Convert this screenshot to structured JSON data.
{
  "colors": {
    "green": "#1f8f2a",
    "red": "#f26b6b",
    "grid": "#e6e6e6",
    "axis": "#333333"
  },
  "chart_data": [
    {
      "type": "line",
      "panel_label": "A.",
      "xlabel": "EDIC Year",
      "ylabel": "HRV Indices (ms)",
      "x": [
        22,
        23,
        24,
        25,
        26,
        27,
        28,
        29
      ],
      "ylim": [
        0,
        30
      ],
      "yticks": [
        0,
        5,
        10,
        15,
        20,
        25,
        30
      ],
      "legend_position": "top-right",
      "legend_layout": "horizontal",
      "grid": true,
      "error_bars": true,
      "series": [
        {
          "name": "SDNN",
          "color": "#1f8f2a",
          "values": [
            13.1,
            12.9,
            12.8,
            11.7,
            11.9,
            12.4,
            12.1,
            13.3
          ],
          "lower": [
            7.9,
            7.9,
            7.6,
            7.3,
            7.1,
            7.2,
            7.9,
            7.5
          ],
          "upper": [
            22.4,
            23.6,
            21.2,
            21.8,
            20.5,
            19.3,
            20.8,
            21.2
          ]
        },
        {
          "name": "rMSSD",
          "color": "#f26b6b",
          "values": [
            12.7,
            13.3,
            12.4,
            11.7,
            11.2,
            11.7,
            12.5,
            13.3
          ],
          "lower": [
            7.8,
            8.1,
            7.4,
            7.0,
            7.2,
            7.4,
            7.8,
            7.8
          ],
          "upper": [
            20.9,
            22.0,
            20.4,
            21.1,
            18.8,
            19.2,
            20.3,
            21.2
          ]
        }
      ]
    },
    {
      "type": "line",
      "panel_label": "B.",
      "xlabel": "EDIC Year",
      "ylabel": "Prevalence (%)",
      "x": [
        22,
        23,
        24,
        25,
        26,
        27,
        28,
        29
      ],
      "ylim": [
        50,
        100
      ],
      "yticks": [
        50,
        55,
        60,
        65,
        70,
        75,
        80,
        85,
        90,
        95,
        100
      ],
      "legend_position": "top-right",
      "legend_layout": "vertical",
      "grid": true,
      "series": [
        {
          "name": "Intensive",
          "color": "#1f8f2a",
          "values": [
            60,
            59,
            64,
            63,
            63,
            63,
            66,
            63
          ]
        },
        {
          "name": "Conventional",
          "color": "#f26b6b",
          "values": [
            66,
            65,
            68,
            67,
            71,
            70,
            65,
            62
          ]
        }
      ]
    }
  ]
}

• [Task prompt]: Go through the records and show every line with the string "ylabel" in it.

• [Result]:
      "ylabel": "HRV Indices (ms)",
      "ylabel": "Prevalence (%)",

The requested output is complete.